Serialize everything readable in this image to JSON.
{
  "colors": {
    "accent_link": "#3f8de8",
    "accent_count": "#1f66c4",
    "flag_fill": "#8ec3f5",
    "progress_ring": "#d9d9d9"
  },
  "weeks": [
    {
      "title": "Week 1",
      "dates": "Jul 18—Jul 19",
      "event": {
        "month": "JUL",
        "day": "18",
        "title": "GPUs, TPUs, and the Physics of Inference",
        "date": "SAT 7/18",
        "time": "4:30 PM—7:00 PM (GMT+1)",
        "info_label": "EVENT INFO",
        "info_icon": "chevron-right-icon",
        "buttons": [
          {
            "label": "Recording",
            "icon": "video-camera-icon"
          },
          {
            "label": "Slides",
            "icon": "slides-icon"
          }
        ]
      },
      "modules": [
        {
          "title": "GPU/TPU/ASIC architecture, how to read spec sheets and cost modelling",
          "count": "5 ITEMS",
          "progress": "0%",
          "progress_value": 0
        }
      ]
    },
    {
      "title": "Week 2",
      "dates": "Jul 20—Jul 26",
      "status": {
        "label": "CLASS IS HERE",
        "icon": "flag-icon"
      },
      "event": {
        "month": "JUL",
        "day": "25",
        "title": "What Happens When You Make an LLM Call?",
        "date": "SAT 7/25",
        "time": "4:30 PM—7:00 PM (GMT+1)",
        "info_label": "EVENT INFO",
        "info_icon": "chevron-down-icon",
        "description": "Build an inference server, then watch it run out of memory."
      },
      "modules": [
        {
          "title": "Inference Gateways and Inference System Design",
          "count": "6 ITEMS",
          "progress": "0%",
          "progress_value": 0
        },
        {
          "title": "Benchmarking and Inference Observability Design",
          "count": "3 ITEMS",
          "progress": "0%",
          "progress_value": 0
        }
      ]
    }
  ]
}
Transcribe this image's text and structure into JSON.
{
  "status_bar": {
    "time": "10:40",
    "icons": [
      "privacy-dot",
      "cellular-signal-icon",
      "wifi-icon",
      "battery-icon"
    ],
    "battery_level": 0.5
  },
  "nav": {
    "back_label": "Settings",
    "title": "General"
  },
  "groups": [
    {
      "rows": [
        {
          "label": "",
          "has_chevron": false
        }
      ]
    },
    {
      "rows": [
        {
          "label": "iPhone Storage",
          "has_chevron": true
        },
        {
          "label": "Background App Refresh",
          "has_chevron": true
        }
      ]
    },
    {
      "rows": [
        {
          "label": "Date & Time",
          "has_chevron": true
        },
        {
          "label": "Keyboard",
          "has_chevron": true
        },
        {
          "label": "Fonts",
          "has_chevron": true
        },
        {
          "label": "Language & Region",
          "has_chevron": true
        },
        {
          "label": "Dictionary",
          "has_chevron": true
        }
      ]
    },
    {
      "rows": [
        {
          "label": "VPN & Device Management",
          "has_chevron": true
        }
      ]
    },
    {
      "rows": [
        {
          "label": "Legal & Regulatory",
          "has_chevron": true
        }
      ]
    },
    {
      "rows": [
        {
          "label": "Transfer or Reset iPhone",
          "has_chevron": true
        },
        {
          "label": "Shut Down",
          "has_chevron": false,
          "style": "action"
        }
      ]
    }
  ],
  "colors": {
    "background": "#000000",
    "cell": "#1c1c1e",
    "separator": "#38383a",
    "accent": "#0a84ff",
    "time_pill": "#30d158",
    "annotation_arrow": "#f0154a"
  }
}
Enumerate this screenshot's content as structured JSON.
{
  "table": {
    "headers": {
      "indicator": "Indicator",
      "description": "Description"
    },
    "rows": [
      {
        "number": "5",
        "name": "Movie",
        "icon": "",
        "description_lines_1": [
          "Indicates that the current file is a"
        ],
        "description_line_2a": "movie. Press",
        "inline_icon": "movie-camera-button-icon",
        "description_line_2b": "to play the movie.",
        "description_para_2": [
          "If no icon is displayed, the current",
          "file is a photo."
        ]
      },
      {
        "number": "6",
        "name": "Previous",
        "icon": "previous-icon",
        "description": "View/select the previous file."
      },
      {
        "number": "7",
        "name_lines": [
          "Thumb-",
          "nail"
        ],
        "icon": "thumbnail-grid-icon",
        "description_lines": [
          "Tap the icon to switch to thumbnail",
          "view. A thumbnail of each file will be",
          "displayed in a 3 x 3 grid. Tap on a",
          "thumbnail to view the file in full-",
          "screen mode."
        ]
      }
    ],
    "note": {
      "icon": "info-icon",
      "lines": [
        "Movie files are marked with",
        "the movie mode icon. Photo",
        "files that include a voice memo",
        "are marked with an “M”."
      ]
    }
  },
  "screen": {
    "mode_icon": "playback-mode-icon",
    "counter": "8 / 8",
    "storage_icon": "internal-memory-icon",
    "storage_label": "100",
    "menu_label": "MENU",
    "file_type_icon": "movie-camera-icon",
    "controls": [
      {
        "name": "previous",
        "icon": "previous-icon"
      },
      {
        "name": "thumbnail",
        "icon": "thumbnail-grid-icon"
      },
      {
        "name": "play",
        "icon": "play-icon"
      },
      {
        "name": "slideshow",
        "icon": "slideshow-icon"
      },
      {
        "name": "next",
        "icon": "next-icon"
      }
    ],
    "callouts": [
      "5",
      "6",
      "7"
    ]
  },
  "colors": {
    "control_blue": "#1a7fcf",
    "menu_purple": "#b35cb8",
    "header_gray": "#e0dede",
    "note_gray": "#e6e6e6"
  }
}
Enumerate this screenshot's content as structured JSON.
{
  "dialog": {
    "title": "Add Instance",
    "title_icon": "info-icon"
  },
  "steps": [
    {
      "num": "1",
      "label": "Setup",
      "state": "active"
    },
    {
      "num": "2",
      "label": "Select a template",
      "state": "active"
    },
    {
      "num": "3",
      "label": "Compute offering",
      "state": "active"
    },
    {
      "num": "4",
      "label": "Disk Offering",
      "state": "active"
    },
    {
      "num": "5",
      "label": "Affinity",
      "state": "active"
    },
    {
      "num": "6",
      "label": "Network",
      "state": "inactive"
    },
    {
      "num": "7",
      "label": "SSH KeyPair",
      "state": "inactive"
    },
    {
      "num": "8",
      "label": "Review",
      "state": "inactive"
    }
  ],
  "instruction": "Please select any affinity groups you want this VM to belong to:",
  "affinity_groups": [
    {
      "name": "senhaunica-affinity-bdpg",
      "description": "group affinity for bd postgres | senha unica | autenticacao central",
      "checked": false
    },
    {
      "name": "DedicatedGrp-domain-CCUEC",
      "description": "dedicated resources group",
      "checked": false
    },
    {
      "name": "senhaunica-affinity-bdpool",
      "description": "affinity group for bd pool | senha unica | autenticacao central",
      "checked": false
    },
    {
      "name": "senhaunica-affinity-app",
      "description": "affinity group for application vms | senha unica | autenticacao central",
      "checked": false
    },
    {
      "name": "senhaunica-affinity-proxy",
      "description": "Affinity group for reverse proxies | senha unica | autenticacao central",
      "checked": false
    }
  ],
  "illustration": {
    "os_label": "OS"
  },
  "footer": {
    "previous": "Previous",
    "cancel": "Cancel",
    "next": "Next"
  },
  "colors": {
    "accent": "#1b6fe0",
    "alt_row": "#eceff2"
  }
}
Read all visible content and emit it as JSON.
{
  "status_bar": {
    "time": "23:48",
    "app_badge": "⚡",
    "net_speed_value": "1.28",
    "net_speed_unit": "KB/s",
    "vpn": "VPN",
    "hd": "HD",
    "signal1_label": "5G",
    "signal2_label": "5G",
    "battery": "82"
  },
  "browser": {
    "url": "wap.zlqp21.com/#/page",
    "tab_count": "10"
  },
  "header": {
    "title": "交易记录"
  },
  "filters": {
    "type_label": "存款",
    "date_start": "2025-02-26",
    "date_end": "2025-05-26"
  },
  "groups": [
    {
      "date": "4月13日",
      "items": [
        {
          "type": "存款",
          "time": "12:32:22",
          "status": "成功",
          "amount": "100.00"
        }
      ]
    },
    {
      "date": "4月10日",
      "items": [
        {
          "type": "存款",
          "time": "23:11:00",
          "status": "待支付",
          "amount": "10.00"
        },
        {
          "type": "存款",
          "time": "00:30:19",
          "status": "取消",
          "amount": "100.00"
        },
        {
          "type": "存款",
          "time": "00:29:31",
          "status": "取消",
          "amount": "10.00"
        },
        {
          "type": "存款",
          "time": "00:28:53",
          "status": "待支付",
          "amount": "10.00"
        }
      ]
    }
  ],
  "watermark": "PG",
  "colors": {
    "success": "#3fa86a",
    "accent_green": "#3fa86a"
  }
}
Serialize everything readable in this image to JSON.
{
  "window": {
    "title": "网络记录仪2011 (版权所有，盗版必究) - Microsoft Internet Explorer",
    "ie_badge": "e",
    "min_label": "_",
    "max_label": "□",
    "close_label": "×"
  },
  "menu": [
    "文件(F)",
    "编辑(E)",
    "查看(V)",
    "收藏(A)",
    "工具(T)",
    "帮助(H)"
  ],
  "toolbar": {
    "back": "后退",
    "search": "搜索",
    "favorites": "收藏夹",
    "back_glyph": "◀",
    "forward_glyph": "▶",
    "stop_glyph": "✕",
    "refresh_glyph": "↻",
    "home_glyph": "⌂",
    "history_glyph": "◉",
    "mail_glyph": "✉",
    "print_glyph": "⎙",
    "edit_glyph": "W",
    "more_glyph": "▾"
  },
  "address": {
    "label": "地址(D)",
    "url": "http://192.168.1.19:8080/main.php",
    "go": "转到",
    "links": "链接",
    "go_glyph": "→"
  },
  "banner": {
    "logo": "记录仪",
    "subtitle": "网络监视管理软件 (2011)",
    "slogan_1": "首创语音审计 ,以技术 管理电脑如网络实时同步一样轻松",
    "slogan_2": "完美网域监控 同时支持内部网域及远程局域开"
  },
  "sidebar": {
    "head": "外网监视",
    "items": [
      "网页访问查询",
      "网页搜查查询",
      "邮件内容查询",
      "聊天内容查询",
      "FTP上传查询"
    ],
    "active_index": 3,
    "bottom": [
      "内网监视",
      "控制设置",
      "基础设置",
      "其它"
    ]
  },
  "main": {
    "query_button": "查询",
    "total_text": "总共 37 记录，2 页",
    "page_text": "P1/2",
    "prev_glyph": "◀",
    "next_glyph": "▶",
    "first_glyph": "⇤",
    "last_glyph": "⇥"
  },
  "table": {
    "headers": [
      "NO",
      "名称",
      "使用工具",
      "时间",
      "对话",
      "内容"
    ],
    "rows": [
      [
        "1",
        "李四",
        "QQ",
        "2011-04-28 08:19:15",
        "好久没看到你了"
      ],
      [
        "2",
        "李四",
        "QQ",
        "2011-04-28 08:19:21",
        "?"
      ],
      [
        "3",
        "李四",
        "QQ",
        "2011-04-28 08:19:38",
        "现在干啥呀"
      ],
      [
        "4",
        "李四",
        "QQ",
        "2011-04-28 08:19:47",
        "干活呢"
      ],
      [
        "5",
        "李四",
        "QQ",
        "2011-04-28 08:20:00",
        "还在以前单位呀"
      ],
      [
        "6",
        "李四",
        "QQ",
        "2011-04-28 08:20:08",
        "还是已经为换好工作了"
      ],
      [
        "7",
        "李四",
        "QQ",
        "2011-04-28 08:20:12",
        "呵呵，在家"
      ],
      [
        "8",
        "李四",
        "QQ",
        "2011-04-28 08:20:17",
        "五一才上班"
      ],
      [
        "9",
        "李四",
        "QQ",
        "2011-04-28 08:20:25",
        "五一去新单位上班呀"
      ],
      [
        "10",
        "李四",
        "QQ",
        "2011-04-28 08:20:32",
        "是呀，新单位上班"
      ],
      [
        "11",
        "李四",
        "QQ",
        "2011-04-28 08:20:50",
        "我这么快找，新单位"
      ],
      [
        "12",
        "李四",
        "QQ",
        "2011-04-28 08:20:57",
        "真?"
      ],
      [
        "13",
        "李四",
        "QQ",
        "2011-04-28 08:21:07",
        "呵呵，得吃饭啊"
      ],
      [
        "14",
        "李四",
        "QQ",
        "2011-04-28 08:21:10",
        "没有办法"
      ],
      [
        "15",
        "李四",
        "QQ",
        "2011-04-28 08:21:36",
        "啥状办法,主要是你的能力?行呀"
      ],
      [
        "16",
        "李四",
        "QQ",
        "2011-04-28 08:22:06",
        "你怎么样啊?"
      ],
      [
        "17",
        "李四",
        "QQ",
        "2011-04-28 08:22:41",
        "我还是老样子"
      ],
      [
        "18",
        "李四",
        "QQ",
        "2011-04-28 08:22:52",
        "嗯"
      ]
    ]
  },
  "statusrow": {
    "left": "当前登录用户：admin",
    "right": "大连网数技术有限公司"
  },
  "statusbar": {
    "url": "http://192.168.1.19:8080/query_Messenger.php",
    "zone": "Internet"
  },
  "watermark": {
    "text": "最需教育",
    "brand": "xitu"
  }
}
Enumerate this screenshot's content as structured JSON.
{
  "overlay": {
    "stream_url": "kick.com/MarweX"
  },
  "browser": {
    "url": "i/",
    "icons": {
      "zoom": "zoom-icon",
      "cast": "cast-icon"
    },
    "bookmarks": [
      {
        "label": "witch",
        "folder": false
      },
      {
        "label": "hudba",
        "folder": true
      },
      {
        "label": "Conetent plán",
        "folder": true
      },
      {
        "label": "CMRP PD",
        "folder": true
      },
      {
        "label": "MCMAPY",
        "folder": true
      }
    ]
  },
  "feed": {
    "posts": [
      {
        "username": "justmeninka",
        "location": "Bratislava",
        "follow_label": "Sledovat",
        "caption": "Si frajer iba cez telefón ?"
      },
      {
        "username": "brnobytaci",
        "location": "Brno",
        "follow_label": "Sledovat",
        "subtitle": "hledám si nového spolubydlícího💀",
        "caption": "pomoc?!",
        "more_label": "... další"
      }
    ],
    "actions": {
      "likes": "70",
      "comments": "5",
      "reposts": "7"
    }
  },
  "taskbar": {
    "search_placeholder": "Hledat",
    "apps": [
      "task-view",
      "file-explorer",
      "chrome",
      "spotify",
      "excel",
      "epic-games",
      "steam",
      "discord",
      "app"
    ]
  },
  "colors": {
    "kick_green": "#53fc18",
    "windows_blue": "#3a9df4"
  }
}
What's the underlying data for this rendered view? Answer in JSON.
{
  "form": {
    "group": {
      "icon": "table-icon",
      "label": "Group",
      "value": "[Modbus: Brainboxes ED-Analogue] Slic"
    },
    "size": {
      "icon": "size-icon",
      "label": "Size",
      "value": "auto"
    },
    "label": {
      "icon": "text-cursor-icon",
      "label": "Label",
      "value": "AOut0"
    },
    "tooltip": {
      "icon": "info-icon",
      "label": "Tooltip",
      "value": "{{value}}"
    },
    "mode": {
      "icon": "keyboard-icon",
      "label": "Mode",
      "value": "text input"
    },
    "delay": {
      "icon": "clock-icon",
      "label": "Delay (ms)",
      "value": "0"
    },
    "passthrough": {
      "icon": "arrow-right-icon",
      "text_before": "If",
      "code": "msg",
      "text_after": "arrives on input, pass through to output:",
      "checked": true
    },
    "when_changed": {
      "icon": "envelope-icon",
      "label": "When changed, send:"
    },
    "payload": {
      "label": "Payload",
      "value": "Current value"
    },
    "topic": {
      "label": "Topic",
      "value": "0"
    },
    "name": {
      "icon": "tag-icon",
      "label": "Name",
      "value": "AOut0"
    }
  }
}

========================================

*Given request*
Which lines hold the word "memory"? Copy every one of them.

*Written solution*
        "description": "Build an inference server, then watch it run out of memory."
    "storage_icon": "internal-memory-icon",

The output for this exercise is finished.